** Begin DATASET **

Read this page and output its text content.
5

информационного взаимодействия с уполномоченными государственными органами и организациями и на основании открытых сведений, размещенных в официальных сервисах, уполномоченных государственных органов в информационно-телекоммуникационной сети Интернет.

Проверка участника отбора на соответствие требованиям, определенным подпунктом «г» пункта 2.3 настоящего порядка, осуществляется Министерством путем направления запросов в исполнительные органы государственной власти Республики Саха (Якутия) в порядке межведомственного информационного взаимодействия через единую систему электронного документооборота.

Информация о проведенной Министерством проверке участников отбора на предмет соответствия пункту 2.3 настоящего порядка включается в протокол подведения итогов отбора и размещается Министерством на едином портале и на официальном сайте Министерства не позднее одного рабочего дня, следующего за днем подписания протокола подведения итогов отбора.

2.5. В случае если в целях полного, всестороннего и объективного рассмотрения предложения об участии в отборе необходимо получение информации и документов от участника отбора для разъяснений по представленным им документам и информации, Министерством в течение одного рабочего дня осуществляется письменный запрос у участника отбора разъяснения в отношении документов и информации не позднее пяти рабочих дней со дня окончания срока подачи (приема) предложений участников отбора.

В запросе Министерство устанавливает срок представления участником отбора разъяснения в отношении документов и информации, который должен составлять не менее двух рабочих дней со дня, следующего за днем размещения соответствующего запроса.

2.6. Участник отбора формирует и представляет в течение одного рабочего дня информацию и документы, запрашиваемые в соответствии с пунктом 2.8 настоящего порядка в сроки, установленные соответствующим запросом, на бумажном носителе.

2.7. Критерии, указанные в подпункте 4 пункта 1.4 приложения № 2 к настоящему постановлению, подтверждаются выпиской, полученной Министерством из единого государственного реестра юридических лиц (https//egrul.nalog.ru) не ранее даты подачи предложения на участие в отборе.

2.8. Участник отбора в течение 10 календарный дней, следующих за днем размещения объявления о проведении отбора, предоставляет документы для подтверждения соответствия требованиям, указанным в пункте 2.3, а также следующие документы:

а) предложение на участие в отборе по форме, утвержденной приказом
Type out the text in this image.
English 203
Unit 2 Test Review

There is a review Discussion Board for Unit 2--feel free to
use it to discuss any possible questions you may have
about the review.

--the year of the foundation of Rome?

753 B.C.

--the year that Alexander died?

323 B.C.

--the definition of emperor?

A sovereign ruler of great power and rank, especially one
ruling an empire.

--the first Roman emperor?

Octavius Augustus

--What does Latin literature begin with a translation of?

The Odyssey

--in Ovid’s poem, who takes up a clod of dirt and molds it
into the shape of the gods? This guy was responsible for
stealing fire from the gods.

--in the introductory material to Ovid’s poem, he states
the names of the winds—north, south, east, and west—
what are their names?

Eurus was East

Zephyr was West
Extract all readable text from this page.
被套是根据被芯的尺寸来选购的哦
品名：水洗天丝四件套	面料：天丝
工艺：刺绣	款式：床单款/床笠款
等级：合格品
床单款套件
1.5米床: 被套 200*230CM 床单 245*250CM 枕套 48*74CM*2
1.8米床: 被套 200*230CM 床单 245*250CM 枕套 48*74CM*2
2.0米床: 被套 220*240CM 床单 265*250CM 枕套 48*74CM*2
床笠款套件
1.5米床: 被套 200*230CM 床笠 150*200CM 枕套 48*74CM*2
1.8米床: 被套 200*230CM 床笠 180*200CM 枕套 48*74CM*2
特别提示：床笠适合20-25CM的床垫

** End DATASET **

→ **WHAT TO PRODUCE**
Print the material above once more, exactly.

→ **RESPONSE TO THE EXERCISE**
Read this page and output its text content.
5

информационного взаимодействия с уполномоченными государственными органами и организациями и на основании открытых сведений, размещенных в официальных сервисах, уполномоченных государственных органов в информационно-телекоммуникационной сети Интернет.

Проверка участника отбора на соответствие требованиям, определенным подпунктом «г» пункта 2.3 настоящего порядка, осуществляется Министерством путем направления запросов в исполнительные органы государственной власти Республики Саха (Якутия) в порядке межведомственного информационного взаимодействия через единую систему электронного документооборота.

Информация о проведенной Министерством проверке участников отбора на предмет соответствия пункту 2.3 настоящего порядка включается в протокол подведения итогов отбора и размещается Министерством на едином портале и на официальном сайте Министерства не позднее одного рабочего дня, следующего за днем подписания протокола подведения итогов отбора.

2.5. В случае если в целях полного, всестороннего и объективного рассмотрения предложения об участии в отборе необходимо получение информации и документов от участника отбора для разъяснений по представленным им документам и информации, Министерством в течение одного рабочего дня осуществляется письменный запрос у участника отбора разъяснения в отношении документов и информации не позднее пяти рабочих дней со дня окончания срока подачи (приема) предложений участников отбора.

В запросе Министерство устанавливает срок представления участником отбора разъяснения в отношении документов и информации, который должен составлять не менее двух рабочих дней со дня, следующего за днем размещения соответствующего запроса.

2.6. Участник отбора формирует и представляет в течение одного рабочего дня информацию и документы, запрашиваемые в соответствии с пунктом 2.8 настоящего порядка в сроки, установленные соответствующим запросом, на бумажном носителе.

2.7. Критерии, указанные в подпункте 4 пункта 1.4 приложения № 2 к настоящему постановлению, подтверждаются выпиской, полученной Министерством из единого государственного реестра юридических лиц (https//egrul.nalog.ru) не ранее даты подачи предложения на участие в отборе.

2.8. Участник отбора в течение 10 календарный дней, следующих за днем размещения объявления о проведении отбора, предоставляет документы для подтверждения соответствия требованиям, указанным в пункте 2.3, а также следующие документы:

а) предложение на участие в отборе по форме, утвержденной приказом
Type out the text in this image.
English 203
Unit 2 Test Review

There is a review Discussion Board for Unit 2--feel free to
use it to discuss any possible questions you may have
about the review.

--the year of the foundation of Rome?

753 B.C.

--the year that Alexander died?

323 B.C.

--the definition of emperor?

A sovereign ruler of great power and rank, especially one
ruling an empire.

--the first Roman emperor?

Octavius Augustus

--What does Latin literature begin with a translation of?

The Odyssey

--in Ovid’s poem, who takes up a clod of dirt and molds it
into the shape of the gods? This guy was responsible for
stealing fire from the gods.

--in the introductory material to Ovid’s poem, he states
the names of the winds—north, south, east, and west—
what are their names?

Eurus was East

Zephyr was West
Extract all readable text from this page.
被套是根据被芯的尺寸来选购的哦
品名：水洗天丝四件套	面料：天丝
工艺：刺绣	款式：床单款/床笠款
等级：合格品
床单款套件
1.5米床: 被套 200*230CM 床单 245*250CM 枕套 48*74CM*2
1.8米床: 被套 200*230CM 床单 245*250CM 枕套 48*74CM*2
2.0米床: 被套 220*240CM 床单 265*250CM 枕套 48*74CM*2
床笠款套件
1.5米床: 被套 200*230CM 床笠 150*200CM 枕套 48*74CM*2
1.8米床: 被套 200*230CM 床笠 180*200CM 枕套 48*74CM*2
特别提示：床笠适合20-25CM的床垫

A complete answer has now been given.